**Brief:** Output the entries word for word. Omit images.

# # # # # # #

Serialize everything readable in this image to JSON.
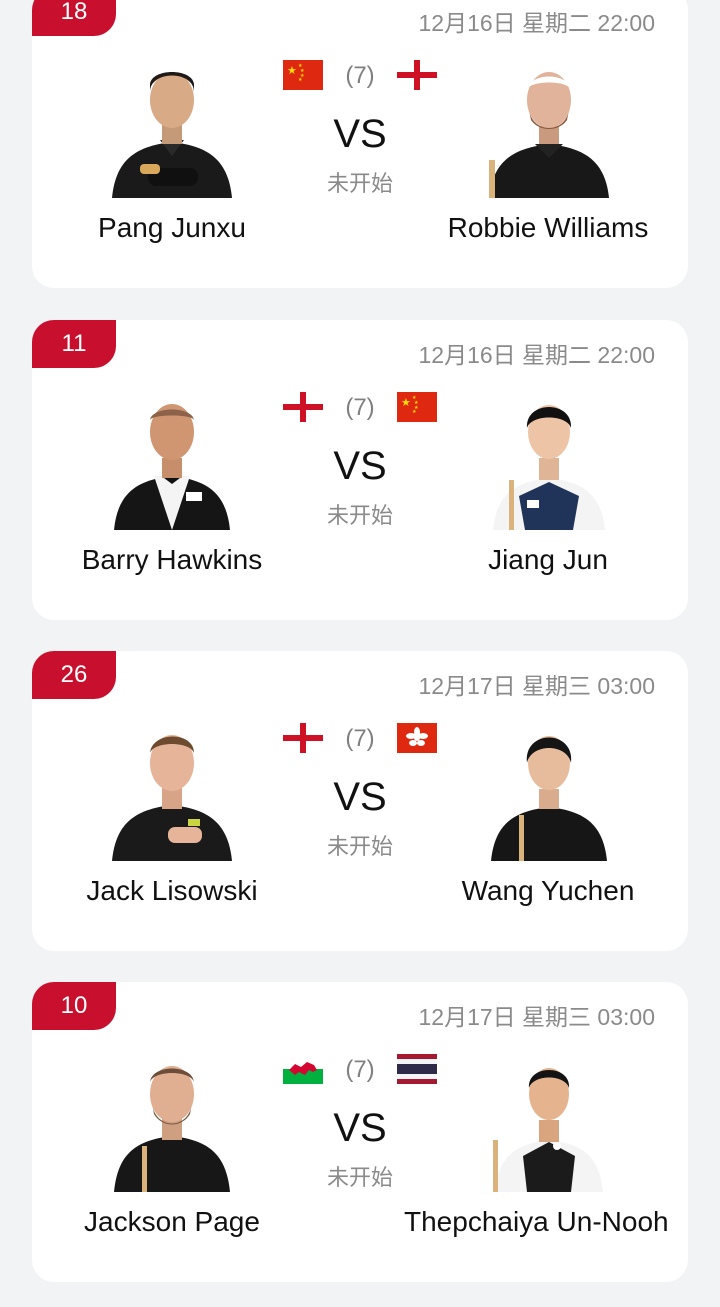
{
  "status_label": "未开始",
  "vs_label": "VS",
  "matches": [
    {
      "number": "18",
      "datetime": "12月16日 星期二 22:00",
      "seed": "(7)",
      "vs": "VS",
      "status": "未开始",
      "left": {
        "name": "Pang Junxu",
        "flag": "china-flag"
      },
      "right": {
        "name": "Robbie Williams",
        "flag": "england-flag"
      }
    },
    {
      "number": "11",
      "datetime": "12月16日 星期二 22:00",
      "seed": "(7)",
      "vs": "VS",
      "status": "未开始",
      "left": {
        "name": "Barry Hawkins",
        "flag": "england-flag"
      },
      "right": {
        "name": "Jiang Jun",
        "flag": "china-flag"
      }
    },
    {
      "number": "26",
      "datetime": "12月17日 星期三 03:00",
      "seed": "(7)",
      "vs": "VS",
      "status": "未开始",
      "left": {
        "name": "Jack Lisowski",
        "flag": "england-flag"
      },
      "right": {
        "name": "Wang Yuchen",
        "flag": "hong-kong-flag"
      }
    },
    {
      "number": "10",
      "datetime": "12月17日 星期三 03:00",
      "seed": "(7)",
      "vs": "VS",
      "status": "未开始",
      "left": {
        "name": "Jackson Page",
        "flag": "wales-flag"
      },
      "right": {
        "name": "Thepchaiya Un-Nooh",
        "flag": "thailand-flag"
      }
    }
  ],
  "colors": {
    "accent": "#c8102e",
    "background": "#f2f3f5",
    "card": "#ffffff",
    "text": "#111111",
    "muted": "#8a8a8a"
  }
}
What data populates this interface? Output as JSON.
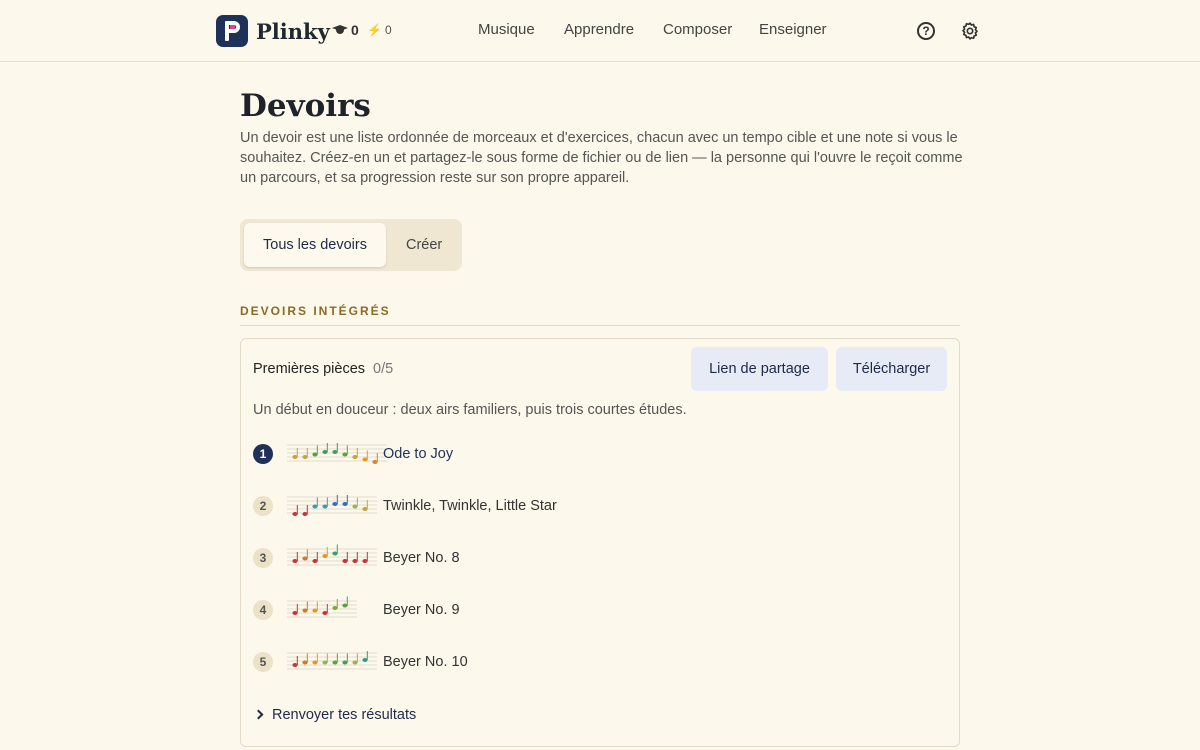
{
  "header": {
    "brand": "Plinky",
    "stat_graduation": "0",
    "stat_energy": "0",
    "nav": [
      "Musique",
      "Apprendre",
      "Composer",
      "Enseigner"
    ],
    "help_glyph": "?"
  },
  "page": {
    "title": "Devoirs",
    "intro": "Un devoir est une liste ordonnée de morceaux et d'exercices, chacun avec un tempo cible et une note si vous le souhaitez. Créez-en un et partagez-le sous forme de fichier ou de lien — la personne qui l'ouvre le reçoit comme un parcours, et sa progression reste sur son propre appareil."
  },
  "tabs": {
    "all": "Tous les devoirs",
    "create": "Créer"
  },
  "section": {
    "label": "DEVOIRS INTÉGRÉS"
  },
  "card": {
    "title": "Premières pièces",
    "count": "0/5",
    "share_label": "Lien de partage",
    "download_label": "Télécharger",
    "description": "Un début en douceur : deux airs familiers, puis trois courtes études.",
    "items": [
      {
        "num": "1",
        "title": "Ode to Joy",
        "active": true,
        "notes": [
          {
            "c": "#c9a23b",
            "h": 0
          },
          {
            "c": "#c9a23b",
            "h": 0
          },
          {
            "c": "#5aa33a",
            "h": 1
          },
          {
            "c": "#3aa060",
            "h": 2
          },
          {
            "c": "#3aa060",
            "h": 2
          },
          {
            "c": "#5aa33a",
            "h": 1
          },
          {
            "c": "#c9a23b",
            "h": 0
          },
          {
            "c": "#e09a2a",
            "h": -1
          },
          {
            "c": "#d1892b",
            "h": -2
          }
        ]
      },
      {
        "num": "2",
        "title": "Twinkle, Twinkle, Little Star",
        "active": false,
        "notes": [
          {
            "c": "#c8333a",
            "h": -2
          },
          {
            "c": "#c8333a",
            "h": -2
          },
          {
            "c": "#3a9fa6",
            "h": 1
          },
          {
            "c": "#3a9fa6",
            "h": 1
          },
          {
            "c": "#2f6fc2",
            "h": 2
          },
          {
            "c": "#2f6fc2",
            "h": 2
          },
          {
            "c": "#9ab35a",
            "h": 1
          },
          {
            "c": "#c9a23b",
            "h": 0
          }
        ]
      },
      {
        "num": "3",
        "title": "Beyer No. 8",
        "active": false,
        "notes": [
          {
            "c": "#c8333a",
            "h": 0
          },
          {
            "c": "#d2782a",
            "h": 1
          },
          {
            "c": "#c8333a",
            "h": 0
          },
          {
            "c": "#e09a2a",
            "h": 2
          },
          {
            "c": "#3aa060",
            "h": 3
          },
          {
            "c": "#c8333a",
            "h": 0
          },
          {
            "c": "#c8333a",
            "h": 0
          },
          {
            "c": "#c8333a",
            "h": 0
          }
        ]
      },
      {
        "num": "4",
        "title": "Beyer No. 9",
        "active": false,
        "notes": [
          {
            "c": "#c8333a",
            "h": 0
          },
          {
            "c": "#d2782a",
            "h": 1
          },
          {
            "c": "#e09a2a",
            "h": 1
          },
          {
            "c": "#c8333a",
            "h": 0
          },
          {
            "c": "#7aaa3a",
            "h": 2
          },
          {
            "c": "#5aa33a",
            "h": 3
          }
        ]
      },
      {
        "num": "5",
        "title": "Beyer No. 10",
        "active": false,
        "notes": [
          {
            "c": "#c8333a",
            "h": 0
          },
          {
            "c": "#d2782a",
            "h": 1
          },
          {
            "c": "#e09a2a",
            "h": 1
          },
          {
            "c": "#9ab35a",
            "h": 1
          },
          {
            "c": "#5aa33a",
            "h": 1
          },
          {
            "c": "#3aa060",
            "h": 1
          },
          {
            "c": "#9ab35a",
            "h": 1
          },
          {
            "c": "#2aa07a",
            "h": 2
          }
        ]
      }
    ],
    "more_label": "Renvoyer tes résultats"
  }
}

# # # # # # #

**Worked solution:**
Serialize everything readable in this image to JSON.
{
  "status_label": "未开始",
  "vs_label": "VS",
  "matches": [
    {
      "number": "18",
      "datetime": "12月16日 星期二 22:00",
      "seed": "(7)",
      "vs": "VS",
      "status": "未开始",
      "left": {
        "name": "Pang Junxu",
        "flag": "china-flag"
      },
      "right": {
        "name": "Robbie Williams",
        "flag": "england-flag"
      }
    },
    {
      "number": "11",
      "datetime": "12月16日 星期二 22:00",
      "seed": "(7)",
      "vs": "VS",
      "status": "未开始",
      "left": {
        "name": "Barry Hawkins",
        "flag": "england-flag"
      },
      "right": {
        "name": "Jiang Jun",
        "flag": "china-flag"
      }
    },
    {
      "number": "26",
      "datetime": "12月17日 星期三 03:00",
      "seed": "(7)",
      "vs": "VS",
      "status": "未开始",
      "left": {
        "name": "Jack Lisowski",
        "flag": "england-flag"
      },
      "right": {
        "name": "Wang Yuchen",
        "flag": "hong-kong-flag"
      }
    },
    {
      "number": "10",
      "datetime": "12月17日 星期三 03:00",
      "seed": "(7)",
      "vs": "VS",
      "status": "未开始",
      "left": {
        "name": "Jackson Page",
        "flag": "wales-flag"
      },
      "right": {
        "name": "Thepchaiya Un-Nooh",
        "flag": "thailand-flag"
      }
    }
  ],
  "colors": {
    "accent": "#c8102e",
    "background": "#f2f3f5",
    "card": "#ffffff",
    "text": "#111111",
    "muted": "#8a8a8a"
  }
}
What data populates this interface? Output as JSON.
{
  "header": {
    "brand": "Plinky",
    "stat_graduation": "0",
    "stat_energy": "0",
    "nav": [
      "Musique",
      "Apprendre",
      "Composer",
      "Enseigner"
    ],
    "help_glyph": "?"
  },
  "page": {
    "title": "Devoirs",
    "intro": "Un devoir est une liste ordonnée de morceaux et d'exercices, chacun avec un tempo cible et une note si vous le souhaitez. Créez-en un et partagez-le sous forme de fichier ou de lien — la personne qui l'ouvre le reçoit comme un parcours, et sa progression reste sur son propre appareil."
  },
  "tabs": {
    "all": "Tous les devoirs",
    "create": "Créer"
  },
  "section": {
    "label": "DEVOIRS INTÉGRÉS"
  },
  "card": {
    "title": "Premières pièces",
    "count": "0/5",
    "share_label": "Lien de partage",
    "download_label": "Télécharger",
    "description": "Un début en douceur : deux airs familiers, puis trois courtes études.",
    "items": [
      {
        "num": "1",
        "title": "Ode to Joy",
        "active": true,
        "notes": [
          {
            "c": "#c9a23b",
            "h": 0
          },
          {
            "c": "#c9a23b",
            "h": 0
          },
          {
            "c": "#5aa33a",
            "h": 1
          },
          {
            "c": "#3aa060",
            "h": 2
          },
          {
            "c": "#3aa060",
            "h": 2
          },
          {
            "c": "#5aa33a",
            "h": 1
          },
          {
            "c": "#c9a23b",
            "h": 0
          },
          {
            "c": "#e09a2a",
            "h": -1
          },
          {
            "c": "#d1892b",
            "h": -2
          }
        ]
      },
      {
        "num": "2",
        "title": "Twinkle, Twinkle, Little Star",
        "active": false,
        "notes": [
          {
            "c": "#c8333a",
            "h": -2
          },
          {
            "c": "#c8333a",
            "h": -2
          },
          {
            "c": "#3a9fa6",
            "h": 1
          },
          {
            "c": "#3a9fa6",
            "h": 1
          },
          {
            "c": "#2f6fc2",
            "h": 2
          },
          {
            "c": "#2f6fc2",
            "h": 2
          },
          {
            "c": "#9ab35a",
            "h": 1
          },
          {
            "c": "#c9a23b",
            "h": 0
          }
        ]
      },
      {
        "num": "3",
        "title": "Beyer No. 8",
        "active": false,
        "notes": [
          {
            "c": "#c8333a",
            "h": 0
          },
          {
            "c": "#d2782a",
            "h": 1
          },
          {
            "c": "#c8333a",
            "h": 0
          },
          {
            "c": "#e09a2a",
            "h": 2
          },
          {
            "c": "#3aa060",
            "h": 3
          },
          {
            "c": "#c8333a",
            "h": 0
          },
          {
            "c": "#c8333a",
            "h": 0
          },
          {
            "c": "#c8333a",
            "h": 0
          }
        ]
      },
      {
        "num": "4",
        "title": "Beyer No. 9",
        "active": false,
        "notes": [
          {
            "c": "#c8333a",
            "h": 0
          },
          {
            "c": "#d2782a",
            "h": 1
          },
          {
            "c": "#e09a2a",
            "h": 1
          },
          {
            "c": "#c8333a",
            "h": 0
          },
          {
            "c": "#7aaa3a",
            "h": 2
          },
          {
            "c": "#5aa33a",
            "h": 3
          }
        ]
      },
      {
        "num": "5",
        "title": "Beyer No. 10",
        "active": false,
        "notes": [
          {
            "c": "#c8333a",
            "h": 0
          },
          {
            "c": "#d2782a",
            "h": 1
          },
          {
            "c": "#e09a2a",
            "h": 1
          },
          {
            "c": "#9ab35a",
            "h": 1
          },
          {
            "c": "#5aa33a",
            "h": 1
          },
          {
            "c": "#3aa060",
            "h": 1
          },
          {
            "c": "#9ab35a",
            "h": 1
          },
          {
            "c": "#2aa07a",
            "h": 2
          }
        ]
      }
    ],
    "more_label": "Renvoyer tes résultats"
  }
}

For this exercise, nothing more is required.